What is being asked> Where a line holds the word "Gymnase", copy that line.

Given records>
++++++++++++++++++++

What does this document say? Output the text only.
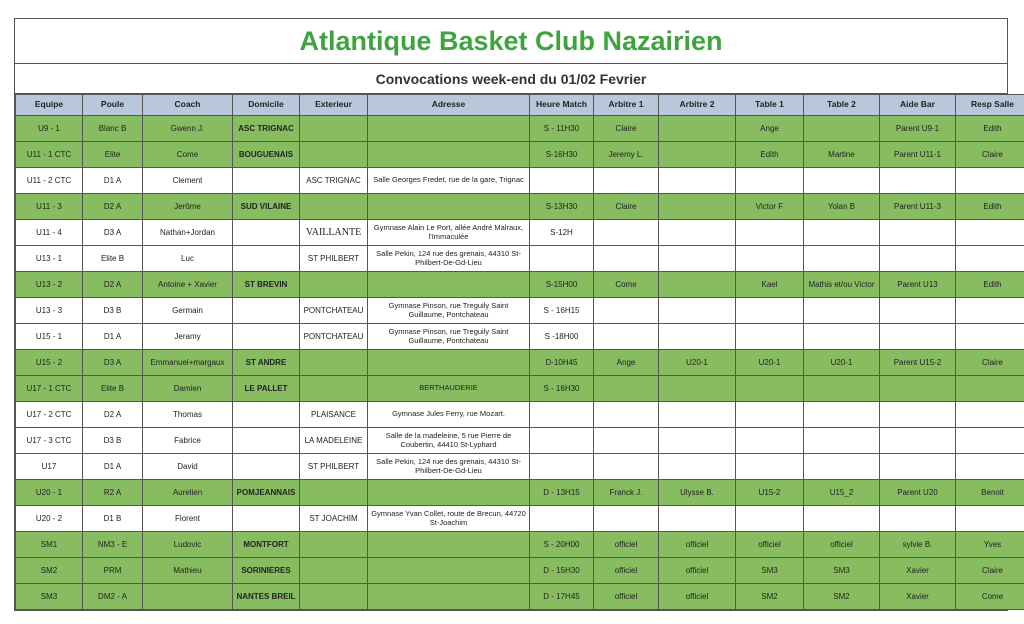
Atlantique Basket Club Nazairien
Convocations week-end du 01/02 Fevrier
Equipe	Poule	Coach	Domicile	Exterieur	Adresse	Heure Match	Arbitre 1	Arbitre 2	Table 1	Table 2	Aide Bar	Resp Salle
U9 - 1	Blanc B	Gwenn J.	ASC TRIGNAC			S - 11H30	Claire		Ange		Parent U9-1	Edith
U11 - 1 CTC	Elite	Come	BOUGUENAIS			S-16H30	Jeremy L.		Edith	Martine	Parent U11-1	Claire
U11 - 2 CTC	D1 A	Clement		ASC TRIGNAC	Salle Georges Fredet, rue de la gare, Trignac							
U11 - 3	D2 A	Jerôme	SUD VILAINE			S-13H30	Claire		Victor F	Yolan B	Parent U11-3	Edith
U11 - 4	D3 A	Nathan+Jordan		VAILLANTE	Gymnase Alain Le Port, allée André Malraux, l'Immaculée	S-12H						
U13 - 1	Elite B	Luc		ST PHILBERT	Salle Pekin, 124 rue des grenais, 44310 St-Philbert-De-Gd-Lieu							
U13 - 2	D2 A	Antoine + Xavier	ST BREVIN			S-15H00	Come		Kael	Mathis et/ou Victor	Parent U13	Edith
U13 - 3	D3 B	Germain		PONTCHATEAU	Gymnase Pinson, rue Treguily Saint Guillaume, Pontchateau	S - 16H15						
U15 - 1	D1 A	Jeramy		PONTCHATEAU	Gymnase Pinson, rue Treguily Saint Guillaume, Pontchateau	S -18H00						
U15 - 2	D3 A	Emmanuel+margaux	ST ANDRE			D-10H45	Ange	U20-1	U20-1	U20-1	Parent U15-2	Claire
U17 - 1 CTC	Elite B	Damien	LE PALLET		BERTHAUDERIE	S - 16H30						
U17 - 2 CTC	D2 A	Thomas		PLAISANCE	Gymnase Jules Ferry, rue Mozart.							
U17 - 3 CTC	D3 B	Fabrice		LA MADELEINE	Salle de la madeleine, 5 rue Pierre de Coubertin, 44410 St-Lyphard							
U17	D1 A	David		ST PHILBERT	Salle Pekin, 124 rue des grenais, 44310 St-Philbert-De-Gd-Lieu							
U20 - 1	R2 A	Aurelien	POMJEANNAIS			D - 13H15	Franck J.	Ulysse B.	U15-2	U15_2	Parent U20	Benoit
U20 - 2	D1 B	Florent		ST JOACHIM	Gymnase Yvan Collet, route de Brecun, 44720 St-Joachim							
SM1	NM3 - E	Ludovic	MONTFORT			S - 20H00	officiel	officiel	officiel	officiel	sylvie B.	Yves
SM2	PRM	Mathieu	SORINIERES			D - 15H30	officiel	officiel	SM3	SM3	Xavier	Claire
SM3	DM2 - A		NANTES BREIL			D - 17H45	officiel	officiel	SM2	SM2	Xavier	Come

++++++++++++++++++++

Expected output>
U11 - 4	D3 A	Nathan+Jordan		VAILLANTE	Gymnase Alain Le Port, allée André Malraux, l'Immaculée	S-12H						
U13 - 3	D3 B	Germain		PONTCHATEAU	Gymnase Pinson, rue Treguily Saint Guillaume, Pontchateau	S - 16H15						
U15 - 1	D1 A	Jeramy		PONTCHATEAU	Gymnase Pinson, rue Treguily Saint Guillaume, Pontchateau	S -18H00						
U17 - 2 CTC	D2 A	Thomas		PLAISANCE	Gymnase Jules Ferry, rue Mozart.							
U20 - 2	D1 B	Florent		ST JOACHIM	Gymnase Yvan Collet, route de Brecun, 44720 St-Joachim							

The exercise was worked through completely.